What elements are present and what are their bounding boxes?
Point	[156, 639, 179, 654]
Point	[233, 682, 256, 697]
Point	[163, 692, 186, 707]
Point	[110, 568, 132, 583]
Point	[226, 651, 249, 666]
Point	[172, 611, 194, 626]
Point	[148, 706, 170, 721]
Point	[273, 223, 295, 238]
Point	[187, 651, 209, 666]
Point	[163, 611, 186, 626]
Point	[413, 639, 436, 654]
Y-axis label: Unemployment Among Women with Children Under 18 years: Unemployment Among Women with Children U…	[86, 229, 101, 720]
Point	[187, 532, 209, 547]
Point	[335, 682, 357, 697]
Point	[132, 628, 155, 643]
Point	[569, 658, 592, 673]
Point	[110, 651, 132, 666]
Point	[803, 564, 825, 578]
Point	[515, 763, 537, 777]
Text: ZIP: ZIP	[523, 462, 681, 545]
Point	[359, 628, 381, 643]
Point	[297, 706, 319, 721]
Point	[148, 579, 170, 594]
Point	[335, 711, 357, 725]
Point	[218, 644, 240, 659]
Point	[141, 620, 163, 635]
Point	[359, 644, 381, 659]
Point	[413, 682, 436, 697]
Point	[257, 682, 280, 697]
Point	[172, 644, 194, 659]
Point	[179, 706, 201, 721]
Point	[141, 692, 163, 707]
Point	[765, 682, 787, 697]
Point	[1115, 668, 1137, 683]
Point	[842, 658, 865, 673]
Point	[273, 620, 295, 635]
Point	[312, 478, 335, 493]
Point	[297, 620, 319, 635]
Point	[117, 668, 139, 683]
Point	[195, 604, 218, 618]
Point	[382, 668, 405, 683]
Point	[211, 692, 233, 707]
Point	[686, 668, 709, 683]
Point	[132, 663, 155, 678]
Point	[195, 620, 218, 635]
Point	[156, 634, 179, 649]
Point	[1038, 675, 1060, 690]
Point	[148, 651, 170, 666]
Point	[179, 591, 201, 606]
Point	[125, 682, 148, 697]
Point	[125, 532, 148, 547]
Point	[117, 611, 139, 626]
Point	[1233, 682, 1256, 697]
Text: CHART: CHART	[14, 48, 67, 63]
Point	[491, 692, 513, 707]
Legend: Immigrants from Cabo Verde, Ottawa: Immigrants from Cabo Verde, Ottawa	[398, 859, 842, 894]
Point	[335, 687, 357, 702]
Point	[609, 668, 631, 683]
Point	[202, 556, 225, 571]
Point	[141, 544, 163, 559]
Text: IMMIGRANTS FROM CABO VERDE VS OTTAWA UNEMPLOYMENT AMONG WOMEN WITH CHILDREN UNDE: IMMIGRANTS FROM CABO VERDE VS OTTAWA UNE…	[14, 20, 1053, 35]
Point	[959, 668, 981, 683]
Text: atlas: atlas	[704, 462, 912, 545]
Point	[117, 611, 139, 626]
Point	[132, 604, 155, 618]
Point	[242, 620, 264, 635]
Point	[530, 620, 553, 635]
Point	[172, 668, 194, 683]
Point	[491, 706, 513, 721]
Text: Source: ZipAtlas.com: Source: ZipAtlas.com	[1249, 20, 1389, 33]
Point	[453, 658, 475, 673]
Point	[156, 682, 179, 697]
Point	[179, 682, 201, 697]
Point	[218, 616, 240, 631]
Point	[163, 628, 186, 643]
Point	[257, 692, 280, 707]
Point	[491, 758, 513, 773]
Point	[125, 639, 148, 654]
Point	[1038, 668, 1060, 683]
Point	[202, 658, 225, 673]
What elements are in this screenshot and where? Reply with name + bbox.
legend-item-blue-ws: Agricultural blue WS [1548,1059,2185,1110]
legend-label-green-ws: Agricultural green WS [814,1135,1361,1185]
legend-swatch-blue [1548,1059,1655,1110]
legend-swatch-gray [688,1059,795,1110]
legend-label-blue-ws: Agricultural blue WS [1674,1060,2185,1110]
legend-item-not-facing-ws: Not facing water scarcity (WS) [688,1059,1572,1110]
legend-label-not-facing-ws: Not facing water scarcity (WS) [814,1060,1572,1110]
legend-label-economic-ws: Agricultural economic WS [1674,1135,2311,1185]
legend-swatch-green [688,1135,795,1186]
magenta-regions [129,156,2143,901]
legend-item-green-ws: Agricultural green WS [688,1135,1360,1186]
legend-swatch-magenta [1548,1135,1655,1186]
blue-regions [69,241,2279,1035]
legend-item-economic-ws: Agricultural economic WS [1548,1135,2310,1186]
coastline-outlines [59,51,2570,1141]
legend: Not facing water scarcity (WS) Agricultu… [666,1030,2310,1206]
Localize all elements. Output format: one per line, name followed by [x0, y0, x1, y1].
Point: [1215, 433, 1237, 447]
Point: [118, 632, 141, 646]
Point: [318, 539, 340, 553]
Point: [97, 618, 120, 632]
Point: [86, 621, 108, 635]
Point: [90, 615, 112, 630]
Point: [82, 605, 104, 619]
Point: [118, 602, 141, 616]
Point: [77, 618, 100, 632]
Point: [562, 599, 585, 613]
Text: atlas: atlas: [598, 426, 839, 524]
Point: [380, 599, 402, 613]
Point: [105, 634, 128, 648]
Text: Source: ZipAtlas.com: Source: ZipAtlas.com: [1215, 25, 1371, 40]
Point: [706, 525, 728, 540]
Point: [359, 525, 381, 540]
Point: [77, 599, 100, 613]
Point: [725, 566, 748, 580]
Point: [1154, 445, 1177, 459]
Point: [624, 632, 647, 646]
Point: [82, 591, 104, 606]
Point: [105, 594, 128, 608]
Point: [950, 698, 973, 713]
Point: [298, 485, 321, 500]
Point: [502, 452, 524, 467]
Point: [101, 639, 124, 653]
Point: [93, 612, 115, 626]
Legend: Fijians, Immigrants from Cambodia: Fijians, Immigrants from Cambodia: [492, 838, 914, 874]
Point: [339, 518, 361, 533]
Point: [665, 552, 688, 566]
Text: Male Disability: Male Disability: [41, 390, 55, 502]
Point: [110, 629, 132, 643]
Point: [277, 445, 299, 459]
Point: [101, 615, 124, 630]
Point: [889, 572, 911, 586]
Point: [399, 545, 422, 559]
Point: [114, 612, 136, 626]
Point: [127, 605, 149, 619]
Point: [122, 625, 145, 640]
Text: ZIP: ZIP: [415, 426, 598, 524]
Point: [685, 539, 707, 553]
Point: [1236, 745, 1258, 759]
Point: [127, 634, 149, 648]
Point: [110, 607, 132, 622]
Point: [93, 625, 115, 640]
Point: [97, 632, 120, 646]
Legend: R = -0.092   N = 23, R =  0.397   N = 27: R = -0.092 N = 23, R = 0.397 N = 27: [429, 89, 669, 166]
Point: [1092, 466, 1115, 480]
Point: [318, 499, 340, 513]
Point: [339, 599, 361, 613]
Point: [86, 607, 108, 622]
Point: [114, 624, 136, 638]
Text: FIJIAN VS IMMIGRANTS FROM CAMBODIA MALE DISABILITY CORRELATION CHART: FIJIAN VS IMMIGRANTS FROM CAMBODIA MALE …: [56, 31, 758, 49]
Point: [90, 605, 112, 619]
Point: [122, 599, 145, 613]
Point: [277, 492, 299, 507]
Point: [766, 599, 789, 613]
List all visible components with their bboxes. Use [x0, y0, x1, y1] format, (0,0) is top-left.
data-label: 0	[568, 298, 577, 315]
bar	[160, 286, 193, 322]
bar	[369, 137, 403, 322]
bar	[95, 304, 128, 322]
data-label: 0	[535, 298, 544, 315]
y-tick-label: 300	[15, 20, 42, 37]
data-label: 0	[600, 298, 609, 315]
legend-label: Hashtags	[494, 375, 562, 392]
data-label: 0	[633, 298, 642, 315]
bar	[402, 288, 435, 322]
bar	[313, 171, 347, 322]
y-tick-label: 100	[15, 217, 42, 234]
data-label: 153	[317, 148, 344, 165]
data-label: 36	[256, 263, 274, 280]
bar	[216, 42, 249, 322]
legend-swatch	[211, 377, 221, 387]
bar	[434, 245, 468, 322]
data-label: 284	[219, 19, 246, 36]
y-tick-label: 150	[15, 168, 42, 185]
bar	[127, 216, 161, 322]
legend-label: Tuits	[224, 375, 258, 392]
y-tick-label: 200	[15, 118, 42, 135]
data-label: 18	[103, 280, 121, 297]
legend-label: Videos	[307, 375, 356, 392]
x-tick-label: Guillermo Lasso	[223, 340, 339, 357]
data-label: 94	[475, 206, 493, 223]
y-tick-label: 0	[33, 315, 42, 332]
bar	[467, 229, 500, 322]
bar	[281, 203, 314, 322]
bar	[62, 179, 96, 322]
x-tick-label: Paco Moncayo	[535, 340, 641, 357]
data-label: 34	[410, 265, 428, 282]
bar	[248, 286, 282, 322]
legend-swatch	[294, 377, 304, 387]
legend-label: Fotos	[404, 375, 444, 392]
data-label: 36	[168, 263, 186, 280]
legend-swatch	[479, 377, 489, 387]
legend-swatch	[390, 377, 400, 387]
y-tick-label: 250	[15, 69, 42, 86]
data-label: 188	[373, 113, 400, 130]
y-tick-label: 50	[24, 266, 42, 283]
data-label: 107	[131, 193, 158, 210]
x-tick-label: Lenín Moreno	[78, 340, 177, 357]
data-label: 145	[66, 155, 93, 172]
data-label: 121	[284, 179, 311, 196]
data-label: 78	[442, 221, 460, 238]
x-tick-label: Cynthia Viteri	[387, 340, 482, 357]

→ **What is being asked**: Copy the material word for word, from its first line down to and including the line with "Y-axis label: Unemployment".

→ **Response**:
What elements are present and what are their bounding boxes?
Point	[156, 639, 179, 654]
Point	[233, 682, 256, 697]
Point	[163, 692, 186, 707]
Point	[110, 568, 132, 583]
Point	[226, 651, 249, 666]
Point	[172, 611, 194, 626]
Point	[148, 706, 170, 721]
Point	[273, 223, 295, 238]
Point	[187, 651, 209, 666]
Point	[163, 611, 186, 626]
Point	[413, 639, 436, 654]
Y-axis label: Unemployment Among Women with Children Under 18 years: Unemployment Among Women with Children U…	[86, 229, 101, 720]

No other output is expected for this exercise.